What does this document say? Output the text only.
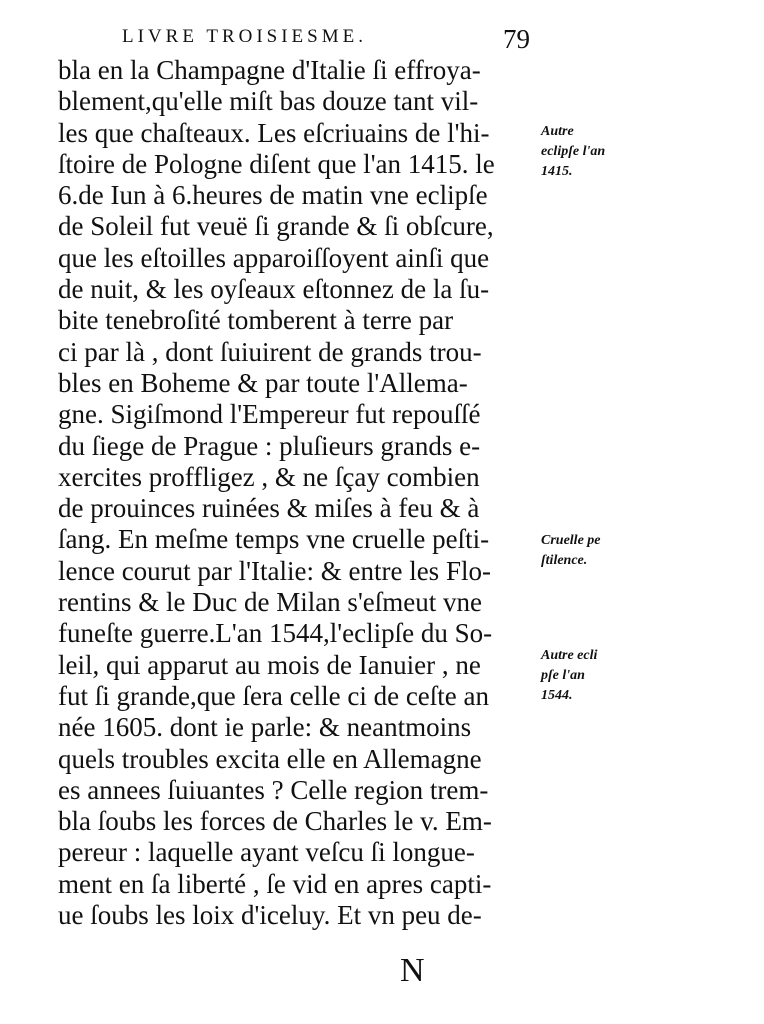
LIVRE TROISIESME.	79
bla en la Champagne d'Italie ſi effroya-
blement,qu'elle miſt bas douze tant vil-
les que chaſteaux. Les eſcriuains de l'hi-
ſtoire de Pologne diſent que l'an 1415. le
6.de Iun à 6.heures de matin vne eclipſe
de Soleil fut veuë ſi grande & ſi obſcure,
que les eſtoilles apparoiſſoyent ainſi que
de nuit, & les oyſeaux eſtonnez de la ſu-
bite tenebroſité tomberent à terre par
ci par là , dont ſuiuirent de grands trou-
bles en Boheme & par toute l'Allema-
gne. Sigiſmond l'Empereur fut repouſſé
du ſiege de Prague : pluſieurs grands e-
xercites proffligez , & ne ſçay combien
de prouinces ruinées & miſes à feu & à
ſang. En meſme temps vne cruelle peſti-
lence courut par l'Italie: & entre les Flo-
rentins & le Duc de Milan s'eſmeut vne
funeſte guerre.L'an 1544,l'eclipſe du So-
leil, qui apparut au mois de Ianuier , ne
fut ſi grande,que ſera celle ci de ceſte an
née 1605. dont ie parle: & neantmoins
quels troubles excita elle en Allemagne
es annees ſuiuantes ? Celle region trem-
bla ſoubs les forces de Charles le v. Em-
pereur : laquelle ayant veſcu ſi longue-
ment en ſa liberté , ſe vid en apres capti-
ue ſoubs les loix d'iceluy. Et vn peu de-
Autre
eclipſe l'an
1415.
Cruelle pe
ſtilence.
Autre ecli
pſe l'an
1544.
N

===

## [WHAT THE TASK ASKS]
Look through the data above. Find each line with the string "grande" and copy it.

## [COMPLETE RESPONSE]
de Soleil fut veuë ſi grande & ſi obſcure,
fut ſi grande,que ſera celle ci de ceſte an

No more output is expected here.